= INSTRUCTION =
What lines of the data include the string "attendance"? Copy them all.
---------------
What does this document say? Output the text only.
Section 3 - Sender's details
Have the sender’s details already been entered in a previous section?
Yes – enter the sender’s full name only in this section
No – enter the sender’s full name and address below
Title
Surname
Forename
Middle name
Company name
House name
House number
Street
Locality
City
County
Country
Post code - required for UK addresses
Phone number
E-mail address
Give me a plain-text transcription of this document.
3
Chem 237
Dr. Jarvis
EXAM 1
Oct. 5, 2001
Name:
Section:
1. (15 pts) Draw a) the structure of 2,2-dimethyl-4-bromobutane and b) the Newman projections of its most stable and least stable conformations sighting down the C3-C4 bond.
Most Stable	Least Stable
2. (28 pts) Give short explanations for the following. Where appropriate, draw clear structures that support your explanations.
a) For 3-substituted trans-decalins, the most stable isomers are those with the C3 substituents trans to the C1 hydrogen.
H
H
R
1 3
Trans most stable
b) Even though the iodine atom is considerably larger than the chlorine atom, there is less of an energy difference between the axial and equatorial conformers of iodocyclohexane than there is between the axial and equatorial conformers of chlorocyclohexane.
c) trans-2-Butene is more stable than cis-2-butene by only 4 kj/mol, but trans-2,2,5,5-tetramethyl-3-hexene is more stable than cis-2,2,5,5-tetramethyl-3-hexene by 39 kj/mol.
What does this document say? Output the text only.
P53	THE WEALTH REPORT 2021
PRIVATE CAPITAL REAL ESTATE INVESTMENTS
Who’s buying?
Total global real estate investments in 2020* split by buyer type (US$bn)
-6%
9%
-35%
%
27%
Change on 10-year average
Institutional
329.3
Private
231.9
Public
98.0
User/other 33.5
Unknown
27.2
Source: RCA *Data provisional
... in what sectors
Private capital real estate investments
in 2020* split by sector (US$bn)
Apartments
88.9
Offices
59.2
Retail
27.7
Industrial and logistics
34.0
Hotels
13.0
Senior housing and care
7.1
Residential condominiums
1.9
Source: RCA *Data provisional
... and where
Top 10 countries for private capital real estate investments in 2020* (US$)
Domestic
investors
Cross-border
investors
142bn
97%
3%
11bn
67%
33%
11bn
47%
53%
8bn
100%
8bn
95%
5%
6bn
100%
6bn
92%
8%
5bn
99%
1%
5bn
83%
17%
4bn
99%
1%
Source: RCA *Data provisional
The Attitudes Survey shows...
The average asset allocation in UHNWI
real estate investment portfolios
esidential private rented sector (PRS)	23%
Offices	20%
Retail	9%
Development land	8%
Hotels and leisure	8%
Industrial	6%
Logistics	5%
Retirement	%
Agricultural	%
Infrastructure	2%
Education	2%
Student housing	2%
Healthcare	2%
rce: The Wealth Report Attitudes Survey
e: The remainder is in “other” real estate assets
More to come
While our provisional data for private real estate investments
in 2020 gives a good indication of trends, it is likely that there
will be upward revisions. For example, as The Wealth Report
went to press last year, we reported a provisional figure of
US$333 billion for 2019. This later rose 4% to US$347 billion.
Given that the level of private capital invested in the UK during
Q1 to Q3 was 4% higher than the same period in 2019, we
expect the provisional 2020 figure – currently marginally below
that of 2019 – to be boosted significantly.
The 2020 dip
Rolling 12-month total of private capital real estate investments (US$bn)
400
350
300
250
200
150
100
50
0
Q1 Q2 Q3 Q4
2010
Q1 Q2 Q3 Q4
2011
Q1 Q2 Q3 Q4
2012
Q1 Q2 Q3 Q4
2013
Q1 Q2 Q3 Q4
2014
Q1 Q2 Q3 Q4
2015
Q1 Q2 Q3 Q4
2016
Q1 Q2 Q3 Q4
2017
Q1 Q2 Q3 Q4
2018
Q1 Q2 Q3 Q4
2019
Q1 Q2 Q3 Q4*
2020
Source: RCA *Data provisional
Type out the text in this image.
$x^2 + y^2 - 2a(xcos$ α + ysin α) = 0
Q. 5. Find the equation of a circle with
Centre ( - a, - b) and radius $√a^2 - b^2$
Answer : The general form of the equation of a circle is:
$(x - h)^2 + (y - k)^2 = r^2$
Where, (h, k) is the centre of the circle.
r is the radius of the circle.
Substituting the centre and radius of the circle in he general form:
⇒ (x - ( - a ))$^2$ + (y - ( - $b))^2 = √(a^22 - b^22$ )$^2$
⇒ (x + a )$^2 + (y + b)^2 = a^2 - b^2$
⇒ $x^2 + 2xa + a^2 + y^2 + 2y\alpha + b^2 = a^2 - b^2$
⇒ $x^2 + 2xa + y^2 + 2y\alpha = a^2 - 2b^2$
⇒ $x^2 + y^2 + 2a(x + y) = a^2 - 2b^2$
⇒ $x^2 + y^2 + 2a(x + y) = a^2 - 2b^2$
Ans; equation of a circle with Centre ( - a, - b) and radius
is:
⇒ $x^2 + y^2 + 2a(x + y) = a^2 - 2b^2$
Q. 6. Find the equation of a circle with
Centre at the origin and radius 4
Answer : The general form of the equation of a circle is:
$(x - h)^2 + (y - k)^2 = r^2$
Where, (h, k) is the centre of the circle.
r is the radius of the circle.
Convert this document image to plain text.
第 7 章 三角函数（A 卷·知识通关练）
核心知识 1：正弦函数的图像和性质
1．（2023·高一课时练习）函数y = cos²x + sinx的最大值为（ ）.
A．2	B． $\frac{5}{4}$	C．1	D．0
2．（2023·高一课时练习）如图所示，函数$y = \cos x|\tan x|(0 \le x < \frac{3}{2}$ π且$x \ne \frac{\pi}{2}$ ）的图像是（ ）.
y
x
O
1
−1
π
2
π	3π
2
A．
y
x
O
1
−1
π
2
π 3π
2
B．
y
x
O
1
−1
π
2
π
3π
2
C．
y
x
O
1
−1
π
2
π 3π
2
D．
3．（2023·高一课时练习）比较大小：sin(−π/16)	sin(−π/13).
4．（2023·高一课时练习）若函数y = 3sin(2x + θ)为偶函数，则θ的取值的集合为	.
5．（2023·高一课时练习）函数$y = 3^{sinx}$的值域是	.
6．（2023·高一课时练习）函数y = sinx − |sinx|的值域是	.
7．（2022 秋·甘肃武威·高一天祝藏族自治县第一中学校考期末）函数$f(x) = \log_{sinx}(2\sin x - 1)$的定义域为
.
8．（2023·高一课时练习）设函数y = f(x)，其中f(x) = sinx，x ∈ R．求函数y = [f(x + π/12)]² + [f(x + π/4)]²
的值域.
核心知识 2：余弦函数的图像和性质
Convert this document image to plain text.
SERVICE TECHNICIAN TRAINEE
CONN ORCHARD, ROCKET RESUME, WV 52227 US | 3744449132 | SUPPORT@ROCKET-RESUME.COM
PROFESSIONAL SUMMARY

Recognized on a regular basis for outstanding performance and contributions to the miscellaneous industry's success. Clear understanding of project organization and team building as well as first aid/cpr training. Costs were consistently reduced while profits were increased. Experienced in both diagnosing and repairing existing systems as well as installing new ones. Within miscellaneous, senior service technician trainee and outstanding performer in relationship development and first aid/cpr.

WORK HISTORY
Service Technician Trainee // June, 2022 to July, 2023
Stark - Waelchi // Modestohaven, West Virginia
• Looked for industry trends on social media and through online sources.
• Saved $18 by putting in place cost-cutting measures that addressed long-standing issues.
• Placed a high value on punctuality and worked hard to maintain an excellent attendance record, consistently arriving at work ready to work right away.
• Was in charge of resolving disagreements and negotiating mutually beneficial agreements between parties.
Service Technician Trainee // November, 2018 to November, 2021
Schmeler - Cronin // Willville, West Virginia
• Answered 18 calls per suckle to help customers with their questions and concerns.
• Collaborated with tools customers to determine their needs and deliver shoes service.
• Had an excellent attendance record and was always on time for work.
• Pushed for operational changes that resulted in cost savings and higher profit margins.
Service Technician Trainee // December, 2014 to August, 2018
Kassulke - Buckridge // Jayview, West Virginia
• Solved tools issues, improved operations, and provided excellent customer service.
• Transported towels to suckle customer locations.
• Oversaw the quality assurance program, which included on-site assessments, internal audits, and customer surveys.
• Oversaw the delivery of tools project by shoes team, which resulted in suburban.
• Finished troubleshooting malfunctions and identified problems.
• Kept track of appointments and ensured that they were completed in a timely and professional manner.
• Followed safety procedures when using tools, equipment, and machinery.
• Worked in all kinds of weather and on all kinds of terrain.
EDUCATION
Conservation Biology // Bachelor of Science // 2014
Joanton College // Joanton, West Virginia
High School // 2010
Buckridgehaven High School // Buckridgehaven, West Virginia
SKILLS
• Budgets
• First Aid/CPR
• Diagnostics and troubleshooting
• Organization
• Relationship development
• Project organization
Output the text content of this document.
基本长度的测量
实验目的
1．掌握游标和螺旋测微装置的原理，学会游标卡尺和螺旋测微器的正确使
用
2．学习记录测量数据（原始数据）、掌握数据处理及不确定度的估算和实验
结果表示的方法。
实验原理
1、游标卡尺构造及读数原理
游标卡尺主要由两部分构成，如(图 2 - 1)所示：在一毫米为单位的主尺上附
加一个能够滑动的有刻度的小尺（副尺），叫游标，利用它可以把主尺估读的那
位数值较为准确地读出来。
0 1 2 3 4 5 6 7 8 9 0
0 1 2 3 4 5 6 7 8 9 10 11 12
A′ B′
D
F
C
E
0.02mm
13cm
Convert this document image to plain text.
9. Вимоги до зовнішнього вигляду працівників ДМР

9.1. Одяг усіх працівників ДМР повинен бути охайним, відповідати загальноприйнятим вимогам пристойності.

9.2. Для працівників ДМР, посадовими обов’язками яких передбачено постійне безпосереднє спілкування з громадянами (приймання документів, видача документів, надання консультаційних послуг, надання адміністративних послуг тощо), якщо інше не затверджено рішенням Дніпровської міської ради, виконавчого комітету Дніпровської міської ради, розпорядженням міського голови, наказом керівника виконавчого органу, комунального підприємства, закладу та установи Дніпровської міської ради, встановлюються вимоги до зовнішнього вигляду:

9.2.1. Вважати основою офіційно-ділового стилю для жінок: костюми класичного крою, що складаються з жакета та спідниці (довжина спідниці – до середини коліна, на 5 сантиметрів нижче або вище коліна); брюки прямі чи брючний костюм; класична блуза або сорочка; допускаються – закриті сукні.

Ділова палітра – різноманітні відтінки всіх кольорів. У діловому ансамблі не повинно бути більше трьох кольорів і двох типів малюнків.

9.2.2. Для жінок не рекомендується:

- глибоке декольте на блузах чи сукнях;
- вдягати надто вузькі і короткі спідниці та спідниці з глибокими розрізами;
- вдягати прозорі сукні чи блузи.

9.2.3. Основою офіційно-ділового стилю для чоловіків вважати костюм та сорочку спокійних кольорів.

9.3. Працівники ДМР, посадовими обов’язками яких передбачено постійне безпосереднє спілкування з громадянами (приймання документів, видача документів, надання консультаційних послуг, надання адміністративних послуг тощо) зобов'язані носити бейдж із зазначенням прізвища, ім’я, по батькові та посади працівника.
---------------
= RESULT OF THIS TASK =
• Placed a high value on punctuality and worked hard to maintain an excellent attendance record, consistently arriving at work ready to work right away.
• Had an excellent attendance record and was always on time for work.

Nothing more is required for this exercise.